TRY IT -
Where does the word "drug" occur in the data below? Copy each line that holds it.

***** EXTRACTED DATA

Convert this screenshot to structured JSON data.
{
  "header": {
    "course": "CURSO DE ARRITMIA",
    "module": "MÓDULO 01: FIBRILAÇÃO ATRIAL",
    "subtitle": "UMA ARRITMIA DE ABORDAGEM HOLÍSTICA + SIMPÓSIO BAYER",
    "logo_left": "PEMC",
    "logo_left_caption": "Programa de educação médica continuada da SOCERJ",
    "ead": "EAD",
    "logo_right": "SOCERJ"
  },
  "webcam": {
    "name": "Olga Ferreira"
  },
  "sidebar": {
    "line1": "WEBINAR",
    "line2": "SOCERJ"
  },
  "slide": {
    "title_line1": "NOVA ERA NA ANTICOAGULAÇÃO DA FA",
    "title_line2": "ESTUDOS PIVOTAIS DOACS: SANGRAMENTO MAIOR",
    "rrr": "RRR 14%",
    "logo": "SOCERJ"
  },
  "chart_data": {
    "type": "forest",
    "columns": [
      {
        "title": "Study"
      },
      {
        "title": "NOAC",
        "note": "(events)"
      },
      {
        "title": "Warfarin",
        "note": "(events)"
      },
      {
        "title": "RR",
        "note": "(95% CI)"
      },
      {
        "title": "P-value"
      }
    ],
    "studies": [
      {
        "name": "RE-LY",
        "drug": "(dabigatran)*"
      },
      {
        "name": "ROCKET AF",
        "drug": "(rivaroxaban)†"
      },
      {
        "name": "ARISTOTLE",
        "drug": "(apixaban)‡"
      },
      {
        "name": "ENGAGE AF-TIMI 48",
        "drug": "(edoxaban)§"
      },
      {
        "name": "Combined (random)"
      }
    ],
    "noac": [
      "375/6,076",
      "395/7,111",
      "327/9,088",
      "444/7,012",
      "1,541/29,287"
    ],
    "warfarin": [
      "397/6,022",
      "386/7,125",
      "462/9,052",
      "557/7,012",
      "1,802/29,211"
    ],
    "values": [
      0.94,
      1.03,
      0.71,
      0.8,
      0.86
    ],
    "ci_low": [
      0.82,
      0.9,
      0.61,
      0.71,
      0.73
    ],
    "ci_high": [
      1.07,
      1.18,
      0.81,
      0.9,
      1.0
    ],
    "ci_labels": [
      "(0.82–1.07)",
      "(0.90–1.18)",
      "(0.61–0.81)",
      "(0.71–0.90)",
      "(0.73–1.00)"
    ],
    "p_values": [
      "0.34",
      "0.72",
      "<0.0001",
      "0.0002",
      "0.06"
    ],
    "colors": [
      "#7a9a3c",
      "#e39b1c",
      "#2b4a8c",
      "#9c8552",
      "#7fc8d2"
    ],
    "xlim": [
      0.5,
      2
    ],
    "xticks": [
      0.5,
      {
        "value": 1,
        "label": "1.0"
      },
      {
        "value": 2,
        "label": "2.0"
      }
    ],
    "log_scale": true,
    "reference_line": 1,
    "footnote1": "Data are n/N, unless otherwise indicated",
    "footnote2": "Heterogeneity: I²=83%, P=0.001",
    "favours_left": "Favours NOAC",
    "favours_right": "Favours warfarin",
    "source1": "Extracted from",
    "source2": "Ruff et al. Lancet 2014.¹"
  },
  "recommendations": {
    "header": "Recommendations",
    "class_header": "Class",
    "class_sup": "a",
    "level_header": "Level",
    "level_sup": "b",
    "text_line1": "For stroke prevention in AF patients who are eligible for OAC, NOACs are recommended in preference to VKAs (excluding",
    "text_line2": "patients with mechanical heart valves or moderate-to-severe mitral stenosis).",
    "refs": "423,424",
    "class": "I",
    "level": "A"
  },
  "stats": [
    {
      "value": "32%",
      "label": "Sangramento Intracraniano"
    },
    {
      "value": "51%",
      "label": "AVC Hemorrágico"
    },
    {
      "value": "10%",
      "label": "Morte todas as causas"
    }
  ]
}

**********

REPLY TO THE EXERCISE -
        "drug": "(dabigatran)*"
        "drug": "(rivaroxaban)†"
        "drug": "(apixaban)‡"
        "drug": "(edoxaban)§"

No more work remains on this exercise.